─── RECORDS PROVIDED ───

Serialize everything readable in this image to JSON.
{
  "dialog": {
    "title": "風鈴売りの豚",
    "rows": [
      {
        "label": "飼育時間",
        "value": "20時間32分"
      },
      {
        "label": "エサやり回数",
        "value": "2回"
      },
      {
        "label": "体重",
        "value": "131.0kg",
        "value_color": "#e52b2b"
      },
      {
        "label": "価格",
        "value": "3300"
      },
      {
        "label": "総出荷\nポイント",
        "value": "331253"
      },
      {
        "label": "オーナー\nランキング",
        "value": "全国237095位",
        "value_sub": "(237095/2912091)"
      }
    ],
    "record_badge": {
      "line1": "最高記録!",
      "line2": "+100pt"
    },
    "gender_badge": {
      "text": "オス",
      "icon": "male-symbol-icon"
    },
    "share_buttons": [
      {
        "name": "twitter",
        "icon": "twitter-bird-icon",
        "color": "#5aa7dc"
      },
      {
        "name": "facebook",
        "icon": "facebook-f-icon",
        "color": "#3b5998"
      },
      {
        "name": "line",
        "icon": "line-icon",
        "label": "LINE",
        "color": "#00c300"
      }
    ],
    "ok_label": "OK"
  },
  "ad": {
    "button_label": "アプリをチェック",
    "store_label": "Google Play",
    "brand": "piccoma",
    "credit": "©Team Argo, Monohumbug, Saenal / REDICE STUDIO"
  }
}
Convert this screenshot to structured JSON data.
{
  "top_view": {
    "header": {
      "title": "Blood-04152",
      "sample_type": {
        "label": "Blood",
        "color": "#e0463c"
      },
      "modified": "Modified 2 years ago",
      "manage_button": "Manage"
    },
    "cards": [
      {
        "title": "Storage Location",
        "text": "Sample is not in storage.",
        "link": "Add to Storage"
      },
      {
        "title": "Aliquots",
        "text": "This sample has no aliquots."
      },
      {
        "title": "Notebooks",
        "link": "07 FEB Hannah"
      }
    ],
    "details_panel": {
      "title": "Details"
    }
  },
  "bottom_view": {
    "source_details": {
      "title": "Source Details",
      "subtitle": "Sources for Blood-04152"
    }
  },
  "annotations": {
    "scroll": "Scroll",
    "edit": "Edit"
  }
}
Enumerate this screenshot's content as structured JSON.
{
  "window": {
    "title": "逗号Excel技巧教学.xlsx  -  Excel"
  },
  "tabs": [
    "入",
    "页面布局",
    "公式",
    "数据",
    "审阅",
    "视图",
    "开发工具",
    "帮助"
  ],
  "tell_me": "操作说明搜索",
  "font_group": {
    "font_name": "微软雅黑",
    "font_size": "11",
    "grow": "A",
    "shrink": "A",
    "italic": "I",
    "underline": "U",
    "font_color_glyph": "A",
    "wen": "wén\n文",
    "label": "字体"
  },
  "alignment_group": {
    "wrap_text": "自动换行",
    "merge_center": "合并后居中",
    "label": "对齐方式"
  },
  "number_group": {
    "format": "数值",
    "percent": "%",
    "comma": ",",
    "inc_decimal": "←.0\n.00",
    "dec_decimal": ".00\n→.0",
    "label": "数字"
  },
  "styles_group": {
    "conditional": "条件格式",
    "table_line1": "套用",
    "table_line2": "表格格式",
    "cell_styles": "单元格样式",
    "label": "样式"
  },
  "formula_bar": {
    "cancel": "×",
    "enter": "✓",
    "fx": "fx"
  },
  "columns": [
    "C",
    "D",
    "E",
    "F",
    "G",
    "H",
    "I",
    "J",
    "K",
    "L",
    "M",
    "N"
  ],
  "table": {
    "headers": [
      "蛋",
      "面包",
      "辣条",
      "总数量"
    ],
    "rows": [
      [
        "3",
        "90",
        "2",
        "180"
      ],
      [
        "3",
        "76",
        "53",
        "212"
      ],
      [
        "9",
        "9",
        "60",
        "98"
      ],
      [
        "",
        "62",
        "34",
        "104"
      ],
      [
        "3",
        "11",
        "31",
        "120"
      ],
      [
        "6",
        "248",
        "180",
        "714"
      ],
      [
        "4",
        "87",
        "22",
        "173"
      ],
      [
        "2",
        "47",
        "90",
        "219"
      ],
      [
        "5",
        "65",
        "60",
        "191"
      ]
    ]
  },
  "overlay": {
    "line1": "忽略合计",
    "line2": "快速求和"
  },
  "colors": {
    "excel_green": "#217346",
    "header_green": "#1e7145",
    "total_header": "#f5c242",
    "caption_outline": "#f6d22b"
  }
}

───

:: GOAL ::
Which lines hold the word "twitter"? Copy all of them.

:: EXERCISE ANSWER ::
        "name": "twitter",
        "icon": "twitter-bird-icon",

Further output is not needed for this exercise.